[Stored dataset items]
◇ ◇ ◇

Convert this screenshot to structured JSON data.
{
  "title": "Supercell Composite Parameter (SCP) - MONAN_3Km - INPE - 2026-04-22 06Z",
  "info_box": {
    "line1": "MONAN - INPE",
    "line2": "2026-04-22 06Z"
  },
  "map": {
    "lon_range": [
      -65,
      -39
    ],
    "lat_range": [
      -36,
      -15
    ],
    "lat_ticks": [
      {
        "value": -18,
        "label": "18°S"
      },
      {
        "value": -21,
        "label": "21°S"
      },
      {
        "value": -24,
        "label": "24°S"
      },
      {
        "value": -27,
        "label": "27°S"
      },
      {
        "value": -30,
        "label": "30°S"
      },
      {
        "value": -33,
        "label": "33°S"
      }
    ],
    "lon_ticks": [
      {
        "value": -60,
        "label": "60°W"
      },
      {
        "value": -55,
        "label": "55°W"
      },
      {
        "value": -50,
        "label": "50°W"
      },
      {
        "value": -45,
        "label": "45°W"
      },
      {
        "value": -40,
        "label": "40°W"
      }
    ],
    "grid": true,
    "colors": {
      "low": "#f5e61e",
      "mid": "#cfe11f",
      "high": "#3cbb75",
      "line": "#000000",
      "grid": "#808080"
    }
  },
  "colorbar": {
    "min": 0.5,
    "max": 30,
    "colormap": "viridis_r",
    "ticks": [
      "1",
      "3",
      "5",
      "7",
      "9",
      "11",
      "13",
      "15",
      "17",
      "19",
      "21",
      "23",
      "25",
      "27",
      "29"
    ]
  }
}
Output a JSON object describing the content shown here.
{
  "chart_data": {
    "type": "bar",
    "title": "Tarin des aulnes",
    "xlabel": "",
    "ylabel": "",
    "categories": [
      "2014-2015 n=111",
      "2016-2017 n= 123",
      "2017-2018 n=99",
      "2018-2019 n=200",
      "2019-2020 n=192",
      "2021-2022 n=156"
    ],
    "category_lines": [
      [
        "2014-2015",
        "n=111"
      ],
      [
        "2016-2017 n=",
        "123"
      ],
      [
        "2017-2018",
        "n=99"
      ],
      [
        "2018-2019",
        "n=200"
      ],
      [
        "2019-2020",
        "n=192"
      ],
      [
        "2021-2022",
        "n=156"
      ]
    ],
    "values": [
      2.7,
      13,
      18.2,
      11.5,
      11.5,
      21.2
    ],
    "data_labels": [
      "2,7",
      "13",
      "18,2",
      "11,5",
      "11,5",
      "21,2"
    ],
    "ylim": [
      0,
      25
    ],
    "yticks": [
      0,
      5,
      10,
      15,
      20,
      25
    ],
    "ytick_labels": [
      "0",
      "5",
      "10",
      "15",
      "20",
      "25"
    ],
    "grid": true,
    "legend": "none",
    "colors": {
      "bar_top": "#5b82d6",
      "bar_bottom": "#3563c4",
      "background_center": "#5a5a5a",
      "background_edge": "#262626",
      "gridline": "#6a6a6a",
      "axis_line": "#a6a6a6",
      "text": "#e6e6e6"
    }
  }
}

◇ ◇ ◇

= STATED EXERCISE =
Where a line in the entries holds the word "title", copy that line.

= COMPLETED TASK =
  "title": "Supercell Composite Parameter (SCP) - MONAN_3Km - INPE - 2026-04-22 06Z",
    "title": "Tarin des aulnes",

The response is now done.